__THE PROBLEM__
According to the passage on the sorrowful mysteries, at what place does the sequence of meditations begin?

__QUOTED PASSAGE__
— Begin —
The Sorrowful Mysteries
22. The Gospels give great prominence to the sorrowful
mysteries of Christ. From the beginning Christian piety,
especially during the Lenten devotion of the Way of the Cross,
has focused on the individual moments of the Passion,
realizing that here is found the culmination of the revelation
of God's love and the source of our salvation. The Rosary
selects certain moments from the Passion, inviting the
faithful to contemplate them in their hearts and to relive
them. The sequence of meditations begins with Gethsemane,
where Christ experiences a moment of great anguish before the
will of the Father, against which the weakness of the flesh
would be tempted to rebel. There Jesus encounters all the
temptations and confronts all the sins of humanity, in order
to say to the Father: "Not my will but yours be done" (Lk
22:42 and parallels). This "Yes" of Christ reverses the "No"
of our first parents in the Garden of Eden. And the cost of
this faithfulness to the Father's will is made clear in the
following mysteries; by his scourging, his crowning with
thorns, his carrying the Cross and his death on the Cross, the
Lord is cast into the most abject suffering: Ecce homo!
— End —
[Annotated region listings]
— Begin —
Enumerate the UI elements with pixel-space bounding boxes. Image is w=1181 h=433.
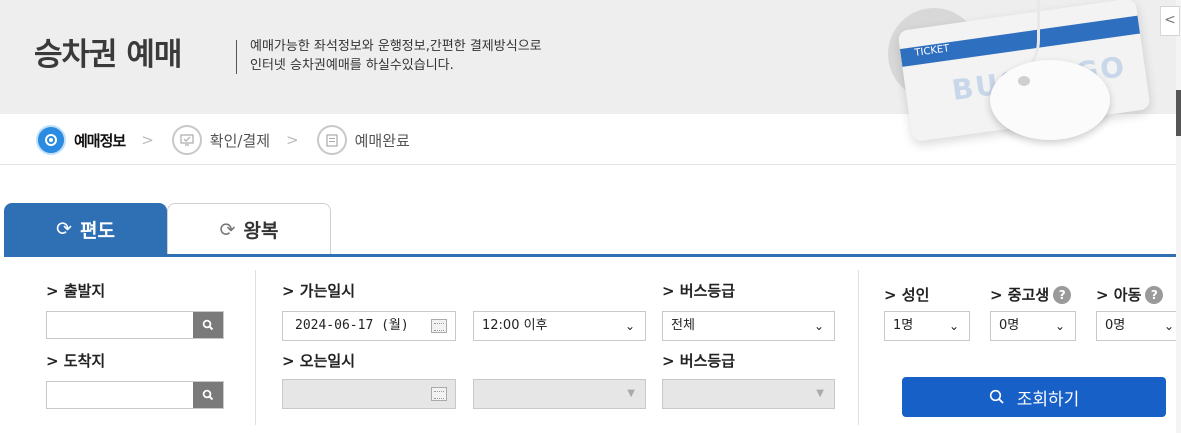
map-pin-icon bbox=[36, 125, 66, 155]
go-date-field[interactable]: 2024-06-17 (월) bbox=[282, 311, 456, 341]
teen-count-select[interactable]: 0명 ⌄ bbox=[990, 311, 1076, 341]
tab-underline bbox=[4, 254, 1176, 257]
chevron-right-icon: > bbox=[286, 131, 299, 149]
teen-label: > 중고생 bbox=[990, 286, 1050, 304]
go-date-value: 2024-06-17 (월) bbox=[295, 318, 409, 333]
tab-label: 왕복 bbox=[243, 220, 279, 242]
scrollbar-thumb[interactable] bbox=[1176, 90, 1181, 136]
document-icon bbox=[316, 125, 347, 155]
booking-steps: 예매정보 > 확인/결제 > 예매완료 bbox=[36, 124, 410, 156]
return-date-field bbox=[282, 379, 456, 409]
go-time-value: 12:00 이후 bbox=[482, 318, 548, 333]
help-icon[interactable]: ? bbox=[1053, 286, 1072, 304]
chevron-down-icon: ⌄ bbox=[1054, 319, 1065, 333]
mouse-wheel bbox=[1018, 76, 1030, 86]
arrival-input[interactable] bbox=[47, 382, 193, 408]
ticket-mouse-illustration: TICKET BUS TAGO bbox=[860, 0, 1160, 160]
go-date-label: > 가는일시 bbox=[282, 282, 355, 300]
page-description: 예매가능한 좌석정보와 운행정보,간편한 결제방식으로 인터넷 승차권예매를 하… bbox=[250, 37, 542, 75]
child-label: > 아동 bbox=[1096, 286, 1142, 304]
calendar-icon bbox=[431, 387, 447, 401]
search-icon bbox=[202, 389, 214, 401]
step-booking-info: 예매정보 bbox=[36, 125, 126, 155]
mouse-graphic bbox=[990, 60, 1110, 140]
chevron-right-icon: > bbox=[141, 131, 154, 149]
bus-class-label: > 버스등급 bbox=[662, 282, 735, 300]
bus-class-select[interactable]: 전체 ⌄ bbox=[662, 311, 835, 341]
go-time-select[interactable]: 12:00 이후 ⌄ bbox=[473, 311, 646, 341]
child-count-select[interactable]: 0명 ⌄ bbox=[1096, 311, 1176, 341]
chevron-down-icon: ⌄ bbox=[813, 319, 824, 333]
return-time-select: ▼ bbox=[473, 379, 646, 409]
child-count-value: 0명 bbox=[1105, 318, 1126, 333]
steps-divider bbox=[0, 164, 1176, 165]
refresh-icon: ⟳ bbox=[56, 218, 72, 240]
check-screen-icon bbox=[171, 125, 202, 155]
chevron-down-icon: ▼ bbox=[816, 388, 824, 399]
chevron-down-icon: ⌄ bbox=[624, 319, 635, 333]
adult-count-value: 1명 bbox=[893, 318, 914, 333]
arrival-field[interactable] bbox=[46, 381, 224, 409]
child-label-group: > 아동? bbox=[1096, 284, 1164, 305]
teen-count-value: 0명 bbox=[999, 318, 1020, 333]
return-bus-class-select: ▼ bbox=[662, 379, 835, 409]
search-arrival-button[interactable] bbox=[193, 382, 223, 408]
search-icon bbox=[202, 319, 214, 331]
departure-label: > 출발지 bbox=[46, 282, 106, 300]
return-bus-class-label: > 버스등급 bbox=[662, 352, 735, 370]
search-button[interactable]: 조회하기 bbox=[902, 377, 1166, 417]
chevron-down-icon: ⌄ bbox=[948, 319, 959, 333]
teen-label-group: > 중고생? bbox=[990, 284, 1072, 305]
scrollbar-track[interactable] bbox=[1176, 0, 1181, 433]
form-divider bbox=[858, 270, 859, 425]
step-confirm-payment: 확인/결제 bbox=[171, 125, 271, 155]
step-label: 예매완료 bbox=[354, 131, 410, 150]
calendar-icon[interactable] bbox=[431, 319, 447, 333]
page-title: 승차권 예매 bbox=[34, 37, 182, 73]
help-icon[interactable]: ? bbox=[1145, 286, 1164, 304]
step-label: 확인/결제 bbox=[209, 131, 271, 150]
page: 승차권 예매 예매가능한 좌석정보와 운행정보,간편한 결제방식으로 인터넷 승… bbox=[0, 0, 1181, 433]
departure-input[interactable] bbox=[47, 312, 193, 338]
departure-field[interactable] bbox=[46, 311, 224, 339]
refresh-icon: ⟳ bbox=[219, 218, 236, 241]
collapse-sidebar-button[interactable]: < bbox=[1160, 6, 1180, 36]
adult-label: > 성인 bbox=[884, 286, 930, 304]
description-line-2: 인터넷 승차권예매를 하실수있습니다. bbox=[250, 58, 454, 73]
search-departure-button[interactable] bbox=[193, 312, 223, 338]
— End —
__EXERCISE ANSWER__
Gethsemane